(Figure collection entries)
◆ ◆ ◆ ◆ ◆ ◆ ◆
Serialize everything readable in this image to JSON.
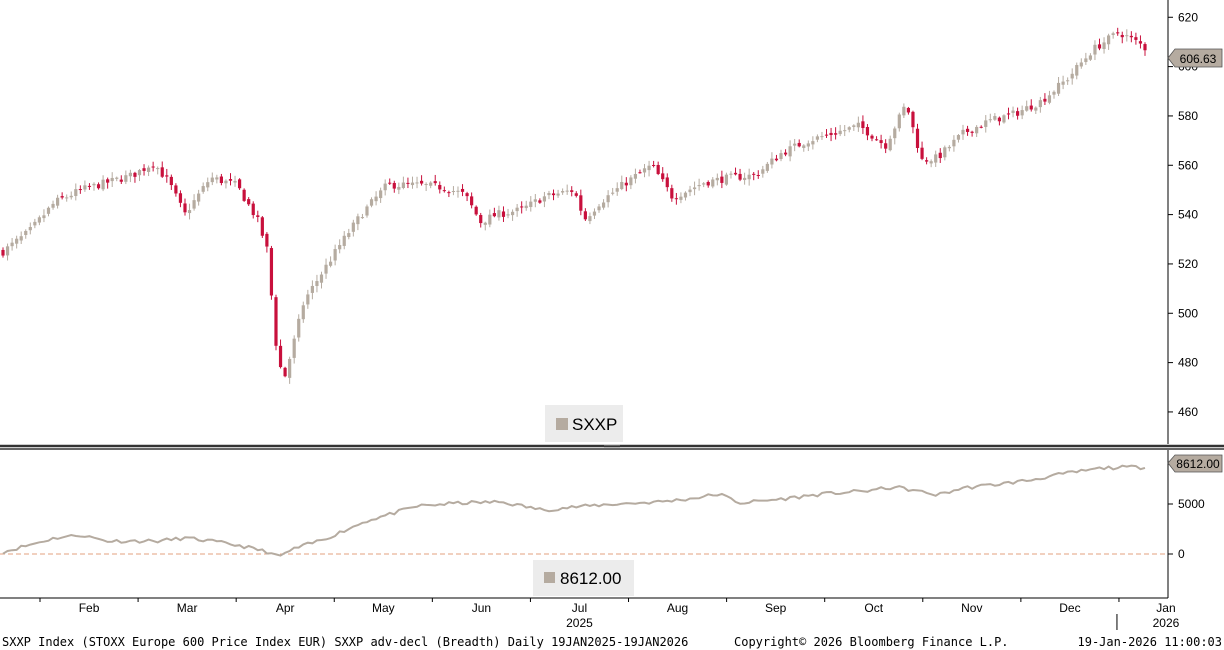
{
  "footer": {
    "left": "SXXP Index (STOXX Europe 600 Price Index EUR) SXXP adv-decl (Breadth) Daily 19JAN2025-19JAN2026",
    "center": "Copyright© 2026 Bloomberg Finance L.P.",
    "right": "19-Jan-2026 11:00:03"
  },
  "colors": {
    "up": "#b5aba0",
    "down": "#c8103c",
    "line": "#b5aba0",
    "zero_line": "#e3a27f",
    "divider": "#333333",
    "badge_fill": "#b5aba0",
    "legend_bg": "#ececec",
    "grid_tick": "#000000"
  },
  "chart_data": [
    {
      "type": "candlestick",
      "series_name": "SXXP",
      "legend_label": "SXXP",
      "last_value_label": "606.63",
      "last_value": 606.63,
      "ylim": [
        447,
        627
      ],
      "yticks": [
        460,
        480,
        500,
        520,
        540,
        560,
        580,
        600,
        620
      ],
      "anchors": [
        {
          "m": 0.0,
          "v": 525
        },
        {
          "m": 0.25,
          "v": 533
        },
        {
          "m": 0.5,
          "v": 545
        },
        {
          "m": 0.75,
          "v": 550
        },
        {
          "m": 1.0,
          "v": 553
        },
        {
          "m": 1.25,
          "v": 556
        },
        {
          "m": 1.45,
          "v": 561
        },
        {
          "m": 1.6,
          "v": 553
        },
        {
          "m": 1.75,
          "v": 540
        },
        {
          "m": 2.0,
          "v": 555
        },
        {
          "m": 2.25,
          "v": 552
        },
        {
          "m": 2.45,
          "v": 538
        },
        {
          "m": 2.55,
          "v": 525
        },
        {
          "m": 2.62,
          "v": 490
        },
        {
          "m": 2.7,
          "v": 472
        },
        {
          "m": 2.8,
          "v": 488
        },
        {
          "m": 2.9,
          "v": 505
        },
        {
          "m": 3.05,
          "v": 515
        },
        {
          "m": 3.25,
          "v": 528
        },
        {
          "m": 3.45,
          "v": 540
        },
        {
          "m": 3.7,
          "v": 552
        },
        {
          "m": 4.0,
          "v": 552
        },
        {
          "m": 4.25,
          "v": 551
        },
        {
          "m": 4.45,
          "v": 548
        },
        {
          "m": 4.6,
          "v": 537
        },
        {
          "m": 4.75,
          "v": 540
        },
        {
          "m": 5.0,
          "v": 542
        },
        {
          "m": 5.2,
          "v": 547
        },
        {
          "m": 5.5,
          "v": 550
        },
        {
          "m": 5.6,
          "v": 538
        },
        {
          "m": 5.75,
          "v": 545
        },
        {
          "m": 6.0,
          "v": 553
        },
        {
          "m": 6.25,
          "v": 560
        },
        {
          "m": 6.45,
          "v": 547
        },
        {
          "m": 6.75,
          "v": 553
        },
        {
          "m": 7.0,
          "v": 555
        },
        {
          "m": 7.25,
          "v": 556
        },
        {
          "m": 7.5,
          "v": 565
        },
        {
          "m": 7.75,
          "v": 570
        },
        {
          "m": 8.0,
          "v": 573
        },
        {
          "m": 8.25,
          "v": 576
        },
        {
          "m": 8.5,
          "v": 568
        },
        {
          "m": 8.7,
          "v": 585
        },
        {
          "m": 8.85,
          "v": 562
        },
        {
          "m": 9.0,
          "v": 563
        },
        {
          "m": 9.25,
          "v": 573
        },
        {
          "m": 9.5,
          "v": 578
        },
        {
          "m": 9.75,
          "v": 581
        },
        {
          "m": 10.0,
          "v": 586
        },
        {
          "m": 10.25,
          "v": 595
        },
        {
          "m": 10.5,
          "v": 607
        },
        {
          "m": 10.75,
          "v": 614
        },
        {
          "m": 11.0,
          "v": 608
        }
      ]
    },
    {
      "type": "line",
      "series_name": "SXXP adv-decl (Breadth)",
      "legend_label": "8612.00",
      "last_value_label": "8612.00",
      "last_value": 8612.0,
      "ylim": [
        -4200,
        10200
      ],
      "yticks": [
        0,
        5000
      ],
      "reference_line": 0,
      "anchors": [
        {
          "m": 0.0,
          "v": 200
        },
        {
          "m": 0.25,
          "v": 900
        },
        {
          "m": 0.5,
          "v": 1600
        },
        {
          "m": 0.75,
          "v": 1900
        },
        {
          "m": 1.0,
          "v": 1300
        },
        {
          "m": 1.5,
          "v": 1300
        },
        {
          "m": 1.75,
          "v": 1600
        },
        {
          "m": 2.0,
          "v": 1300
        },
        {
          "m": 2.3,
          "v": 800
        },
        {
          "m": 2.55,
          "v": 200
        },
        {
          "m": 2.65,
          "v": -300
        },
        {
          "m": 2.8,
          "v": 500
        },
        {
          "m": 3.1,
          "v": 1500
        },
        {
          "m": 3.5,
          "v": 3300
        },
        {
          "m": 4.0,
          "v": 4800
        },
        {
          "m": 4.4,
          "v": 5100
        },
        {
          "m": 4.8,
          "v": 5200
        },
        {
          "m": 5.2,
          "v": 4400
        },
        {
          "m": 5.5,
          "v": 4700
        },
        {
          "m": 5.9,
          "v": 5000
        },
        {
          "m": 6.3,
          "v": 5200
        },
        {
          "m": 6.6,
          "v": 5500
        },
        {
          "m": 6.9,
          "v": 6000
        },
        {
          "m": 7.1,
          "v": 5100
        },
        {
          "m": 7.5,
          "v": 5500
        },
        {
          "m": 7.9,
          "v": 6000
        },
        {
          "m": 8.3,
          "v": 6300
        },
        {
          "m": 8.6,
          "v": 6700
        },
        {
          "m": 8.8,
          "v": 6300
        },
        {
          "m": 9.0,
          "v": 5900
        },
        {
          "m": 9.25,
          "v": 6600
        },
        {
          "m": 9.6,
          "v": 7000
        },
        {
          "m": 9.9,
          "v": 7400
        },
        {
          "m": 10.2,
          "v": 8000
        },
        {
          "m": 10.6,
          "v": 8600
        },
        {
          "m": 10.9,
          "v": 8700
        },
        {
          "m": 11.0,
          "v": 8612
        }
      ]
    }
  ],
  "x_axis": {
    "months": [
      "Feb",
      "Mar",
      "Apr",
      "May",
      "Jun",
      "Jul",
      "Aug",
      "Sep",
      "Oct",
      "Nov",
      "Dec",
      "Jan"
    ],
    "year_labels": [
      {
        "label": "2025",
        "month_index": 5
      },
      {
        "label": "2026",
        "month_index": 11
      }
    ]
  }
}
◆ ◆ ◆ ◆ ◆ ◆ ◆
■ Problem details ■
Check each line of the records above for "SXXP", and copy those that have it.

■ Solution to this problem ■
    "left": "SXXP Index (STOXX Europe 600 Price Index EUR) SXXP adv-decl (Breadth) Daily 19JAN2025-19JAN2026",
      "series_name": "SXXP",
      "legend_label": "SXXP",
      "series_name": "SXXP adv-decl (Breadth)",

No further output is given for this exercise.